### Task
Collect all lines below with the string "screenshot".

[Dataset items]
################

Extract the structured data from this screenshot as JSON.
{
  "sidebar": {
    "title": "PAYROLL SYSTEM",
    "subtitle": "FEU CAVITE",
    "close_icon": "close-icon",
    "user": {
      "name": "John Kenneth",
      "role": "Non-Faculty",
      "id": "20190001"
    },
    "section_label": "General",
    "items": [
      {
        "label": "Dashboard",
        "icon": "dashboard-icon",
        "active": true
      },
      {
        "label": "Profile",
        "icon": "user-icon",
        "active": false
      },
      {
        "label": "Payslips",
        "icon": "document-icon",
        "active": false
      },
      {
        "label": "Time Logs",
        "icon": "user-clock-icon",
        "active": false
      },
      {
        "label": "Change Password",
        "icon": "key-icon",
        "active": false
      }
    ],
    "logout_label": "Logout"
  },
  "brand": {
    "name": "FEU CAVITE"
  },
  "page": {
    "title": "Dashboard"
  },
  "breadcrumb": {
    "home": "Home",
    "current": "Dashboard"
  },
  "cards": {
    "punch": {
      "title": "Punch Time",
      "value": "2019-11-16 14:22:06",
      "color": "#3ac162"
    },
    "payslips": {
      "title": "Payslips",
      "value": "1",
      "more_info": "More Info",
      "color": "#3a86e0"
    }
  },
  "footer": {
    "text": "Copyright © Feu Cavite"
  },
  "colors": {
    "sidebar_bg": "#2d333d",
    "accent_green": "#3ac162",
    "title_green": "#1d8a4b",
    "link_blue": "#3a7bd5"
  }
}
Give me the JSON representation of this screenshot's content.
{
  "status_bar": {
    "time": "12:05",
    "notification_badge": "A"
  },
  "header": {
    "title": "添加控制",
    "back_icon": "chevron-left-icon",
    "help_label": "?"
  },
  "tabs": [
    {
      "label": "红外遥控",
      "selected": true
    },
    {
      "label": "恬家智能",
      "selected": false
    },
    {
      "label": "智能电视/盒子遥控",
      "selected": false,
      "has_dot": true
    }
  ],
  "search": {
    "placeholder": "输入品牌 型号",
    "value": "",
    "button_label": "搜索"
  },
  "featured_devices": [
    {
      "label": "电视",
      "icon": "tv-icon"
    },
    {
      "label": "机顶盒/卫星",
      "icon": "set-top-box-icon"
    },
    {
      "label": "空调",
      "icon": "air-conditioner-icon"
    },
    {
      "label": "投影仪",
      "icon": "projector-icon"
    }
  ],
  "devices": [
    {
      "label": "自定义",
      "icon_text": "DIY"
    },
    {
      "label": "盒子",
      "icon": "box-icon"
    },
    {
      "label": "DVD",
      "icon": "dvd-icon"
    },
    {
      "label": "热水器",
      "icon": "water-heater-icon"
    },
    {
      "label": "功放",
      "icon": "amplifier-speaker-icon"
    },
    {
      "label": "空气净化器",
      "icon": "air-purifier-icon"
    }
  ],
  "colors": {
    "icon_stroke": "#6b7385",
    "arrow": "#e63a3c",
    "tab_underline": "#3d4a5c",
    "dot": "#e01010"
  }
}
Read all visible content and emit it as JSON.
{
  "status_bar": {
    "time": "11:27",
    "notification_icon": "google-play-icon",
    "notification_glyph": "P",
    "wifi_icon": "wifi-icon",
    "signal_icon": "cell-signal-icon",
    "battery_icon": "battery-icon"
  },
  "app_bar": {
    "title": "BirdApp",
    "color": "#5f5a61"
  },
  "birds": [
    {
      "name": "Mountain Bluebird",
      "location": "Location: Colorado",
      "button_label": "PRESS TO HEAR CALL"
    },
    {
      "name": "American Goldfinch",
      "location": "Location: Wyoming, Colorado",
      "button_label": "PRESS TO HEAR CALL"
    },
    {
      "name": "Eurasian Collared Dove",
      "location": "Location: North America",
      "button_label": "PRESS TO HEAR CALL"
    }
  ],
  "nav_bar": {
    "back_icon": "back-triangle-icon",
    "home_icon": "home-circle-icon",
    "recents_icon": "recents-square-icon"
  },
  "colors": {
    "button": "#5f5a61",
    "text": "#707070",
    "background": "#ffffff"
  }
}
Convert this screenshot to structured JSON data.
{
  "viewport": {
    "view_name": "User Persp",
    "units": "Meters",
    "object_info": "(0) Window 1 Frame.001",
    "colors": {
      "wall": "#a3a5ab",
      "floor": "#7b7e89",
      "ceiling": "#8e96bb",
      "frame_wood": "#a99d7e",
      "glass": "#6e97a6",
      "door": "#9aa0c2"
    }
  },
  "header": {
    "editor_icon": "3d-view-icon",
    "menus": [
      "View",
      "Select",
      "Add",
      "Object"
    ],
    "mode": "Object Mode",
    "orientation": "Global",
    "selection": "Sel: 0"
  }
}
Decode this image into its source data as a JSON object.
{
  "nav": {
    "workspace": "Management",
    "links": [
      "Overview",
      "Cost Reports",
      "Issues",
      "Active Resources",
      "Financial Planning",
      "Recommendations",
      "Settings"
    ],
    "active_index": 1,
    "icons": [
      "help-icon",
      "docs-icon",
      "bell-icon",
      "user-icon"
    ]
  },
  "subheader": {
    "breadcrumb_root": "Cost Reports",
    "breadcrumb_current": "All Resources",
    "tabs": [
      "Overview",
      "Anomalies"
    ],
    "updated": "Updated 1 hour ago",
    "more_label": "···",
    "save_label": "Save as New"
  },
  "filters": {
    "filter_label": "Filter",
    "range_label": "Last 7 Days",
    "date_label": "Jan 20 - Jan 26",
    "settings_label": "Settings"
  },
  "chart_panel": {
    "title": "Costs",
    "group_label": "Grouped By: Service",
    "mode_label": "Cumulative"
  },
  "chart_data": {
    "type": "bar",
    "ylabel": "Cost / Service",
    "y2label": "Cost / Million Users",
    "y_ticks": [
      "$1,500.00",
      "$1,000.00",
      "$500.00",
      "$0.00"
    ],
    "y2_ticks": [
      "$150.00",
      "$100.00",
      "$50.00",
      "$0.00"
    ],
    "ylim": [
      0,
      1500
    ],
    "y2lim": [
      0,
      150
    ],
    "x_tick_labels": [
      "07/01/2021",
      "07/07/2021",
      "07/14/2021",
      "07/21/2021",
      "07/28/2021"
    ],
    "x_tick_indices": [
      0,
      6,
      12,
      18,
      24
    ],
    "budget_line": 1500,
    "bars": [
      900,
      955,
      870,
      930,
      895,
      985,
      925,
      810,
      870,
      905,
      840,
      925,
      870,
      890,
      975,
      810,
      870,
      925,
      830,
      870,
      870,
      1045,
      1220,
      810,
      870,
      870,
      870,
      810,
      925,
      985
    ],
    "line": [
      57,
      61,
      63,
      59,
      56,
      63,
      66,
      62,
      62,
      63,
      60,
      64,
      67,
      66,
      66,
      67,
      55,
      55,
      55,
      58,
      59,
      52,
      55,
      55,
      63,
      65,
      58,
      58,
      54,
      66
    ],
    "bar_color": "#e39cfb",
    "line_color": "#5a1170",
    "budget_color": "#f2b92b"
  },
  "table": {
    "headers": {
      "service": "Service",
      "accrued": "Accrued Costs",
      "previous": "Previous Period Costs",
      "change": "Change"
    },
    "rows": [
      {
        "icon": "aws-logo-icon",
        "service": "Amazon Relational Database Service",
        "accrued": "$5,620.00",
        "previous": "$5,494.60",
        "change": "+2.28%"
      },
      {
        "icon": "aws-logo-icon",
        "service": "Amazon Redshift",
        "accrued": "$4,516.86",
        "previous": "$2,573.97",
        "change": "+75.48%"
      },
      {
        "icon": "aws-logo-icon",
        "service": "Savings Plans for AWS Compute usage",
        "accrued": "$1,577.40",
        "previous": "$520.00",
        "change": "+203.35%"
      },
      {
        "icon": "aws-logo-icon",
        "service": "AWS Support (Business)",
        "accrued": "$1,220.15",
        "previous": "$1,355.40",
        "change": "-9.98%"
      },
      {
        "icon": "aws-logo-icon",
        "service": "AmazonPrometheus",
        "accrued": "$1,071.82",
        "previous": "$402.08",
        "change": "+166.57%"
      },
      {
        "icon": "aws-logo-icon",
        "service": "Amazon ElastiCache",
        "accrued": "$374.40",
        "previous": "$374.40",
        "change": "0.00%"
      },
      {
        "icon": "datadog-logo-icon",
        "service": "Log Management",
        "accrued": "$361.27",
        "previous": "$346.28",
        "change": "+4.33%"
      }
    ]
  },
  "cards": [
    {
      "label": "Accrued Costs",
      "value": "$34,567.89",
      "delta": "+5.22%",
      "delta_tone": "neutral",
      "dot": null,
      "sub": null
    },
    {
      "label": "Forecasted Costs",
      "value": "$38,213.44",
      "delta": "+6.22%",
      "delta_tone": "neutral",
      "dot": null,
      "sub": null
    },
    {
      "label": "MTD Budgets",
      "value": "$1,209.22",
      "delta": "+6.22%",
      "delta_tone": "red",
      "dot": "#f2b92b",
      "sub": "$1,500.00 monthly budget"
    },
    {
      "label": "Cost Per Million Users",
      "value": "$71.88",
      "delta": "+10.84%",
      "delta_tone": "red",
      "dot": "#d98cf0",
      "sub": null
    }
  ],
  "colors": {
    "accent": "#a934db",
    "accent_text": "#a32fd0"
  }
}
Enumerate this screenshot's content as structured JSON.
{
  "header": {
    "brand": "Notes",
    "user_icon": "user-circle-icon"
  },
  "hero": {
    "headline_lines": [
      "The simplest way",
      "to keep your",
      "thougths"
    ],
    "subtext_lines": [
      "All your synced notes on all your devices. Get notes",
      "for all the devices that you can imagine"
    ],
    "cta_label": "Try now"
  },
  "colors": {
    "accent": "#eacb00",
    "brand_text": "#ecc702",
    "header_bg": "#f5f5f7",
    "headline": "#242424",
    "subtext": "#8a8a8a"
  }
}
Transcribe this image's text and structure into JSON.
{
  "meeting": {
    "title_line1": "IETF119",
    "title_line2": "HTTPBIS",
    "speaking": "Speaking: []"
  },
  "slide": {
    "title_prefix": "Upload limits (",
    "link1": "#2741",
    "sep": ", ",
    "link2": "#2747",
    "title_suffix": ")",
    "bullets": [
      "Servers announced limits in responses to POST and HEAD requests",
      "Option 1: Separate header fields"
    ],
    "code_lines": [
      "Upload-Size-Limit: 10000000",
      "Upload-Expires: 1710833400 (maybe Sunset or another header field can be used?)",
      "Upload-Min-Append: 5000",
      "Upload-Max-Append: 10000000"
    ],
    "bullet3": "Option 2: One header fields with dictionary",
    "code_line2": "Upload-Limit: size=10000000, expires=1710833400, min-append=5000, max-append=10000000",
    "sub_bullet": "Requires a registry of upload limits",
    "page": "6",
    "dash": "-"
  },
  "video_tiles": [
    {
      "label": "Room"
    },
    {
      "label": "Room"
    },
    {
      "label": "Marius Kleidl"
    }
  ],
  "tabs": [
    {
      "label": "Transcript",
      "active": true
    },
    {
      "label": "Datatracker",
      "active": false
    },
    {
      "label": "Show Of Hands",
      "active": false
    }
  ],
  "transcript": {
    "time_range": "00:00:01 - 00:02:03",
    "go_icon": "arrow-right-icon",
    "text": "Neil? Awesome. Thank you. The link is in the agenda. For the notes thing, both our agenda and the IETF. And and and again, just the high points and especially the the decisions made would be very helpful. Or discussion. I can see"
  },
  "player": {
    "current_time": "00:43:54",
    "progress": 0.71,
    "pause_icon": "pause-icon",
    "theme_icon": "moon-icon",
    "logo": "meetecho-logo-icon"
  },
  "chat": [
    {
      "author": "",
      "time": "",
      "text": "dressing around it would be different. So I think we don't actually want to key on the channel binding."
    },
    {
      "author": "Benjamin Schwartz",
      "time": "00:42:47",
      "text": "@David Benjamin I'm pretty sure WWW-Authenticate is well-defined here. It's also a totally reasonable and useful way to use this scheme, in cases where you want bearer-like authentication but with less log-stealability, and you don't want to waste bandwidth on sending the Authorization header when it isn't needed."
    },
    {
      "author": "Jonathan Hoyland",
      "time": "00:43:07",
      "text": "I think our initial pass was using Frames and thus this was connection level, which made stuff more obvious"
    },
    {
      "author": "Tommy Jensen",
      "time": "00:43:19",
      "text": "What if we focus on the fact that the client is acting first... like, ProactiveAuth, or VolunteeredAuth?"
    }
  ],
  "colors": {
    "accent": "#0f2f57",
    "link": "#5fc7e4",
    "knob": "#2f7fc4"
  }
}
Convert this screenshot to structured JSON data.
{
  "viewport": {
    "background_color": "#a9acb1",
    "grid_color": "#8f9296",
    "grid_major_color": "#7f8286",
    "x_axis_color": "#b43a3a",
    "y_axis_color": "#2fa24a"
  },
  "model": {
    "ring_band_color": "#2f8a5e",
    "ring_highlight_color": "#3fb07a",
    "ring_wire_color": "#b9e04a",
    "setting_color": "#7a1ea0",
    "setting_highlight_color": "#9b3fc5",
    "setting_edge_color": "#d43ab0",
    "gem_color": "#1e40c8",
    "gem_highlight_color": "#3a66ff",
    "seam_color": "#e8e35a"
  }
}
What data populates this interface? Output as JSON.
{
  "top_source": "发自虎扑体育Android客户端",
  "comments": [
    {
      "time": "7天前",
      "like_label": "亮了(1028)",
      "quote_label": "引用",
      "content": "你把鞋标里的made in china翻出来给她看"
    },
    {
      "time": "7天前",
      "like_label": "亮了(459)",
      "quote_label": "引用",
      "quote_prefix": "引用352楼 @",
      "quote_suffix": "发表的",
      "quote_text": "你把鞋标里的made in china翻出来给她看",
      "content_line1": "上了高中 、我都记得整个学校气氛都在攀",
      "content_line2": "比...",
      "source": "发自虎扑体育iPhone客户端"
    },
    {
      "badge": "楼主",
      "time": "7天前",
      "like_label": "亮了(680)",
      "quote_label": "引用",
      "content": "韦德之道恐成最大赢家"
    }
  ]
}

################

### Task result
Extract the structured data from this screenshot as JSON.
Give me the JSON representation of this screenshot's content.
Convert this screenshot to structured JSON data.
Enumerate this screenshot's content as structured JSON.
Convert this screenshot to structured JSON data.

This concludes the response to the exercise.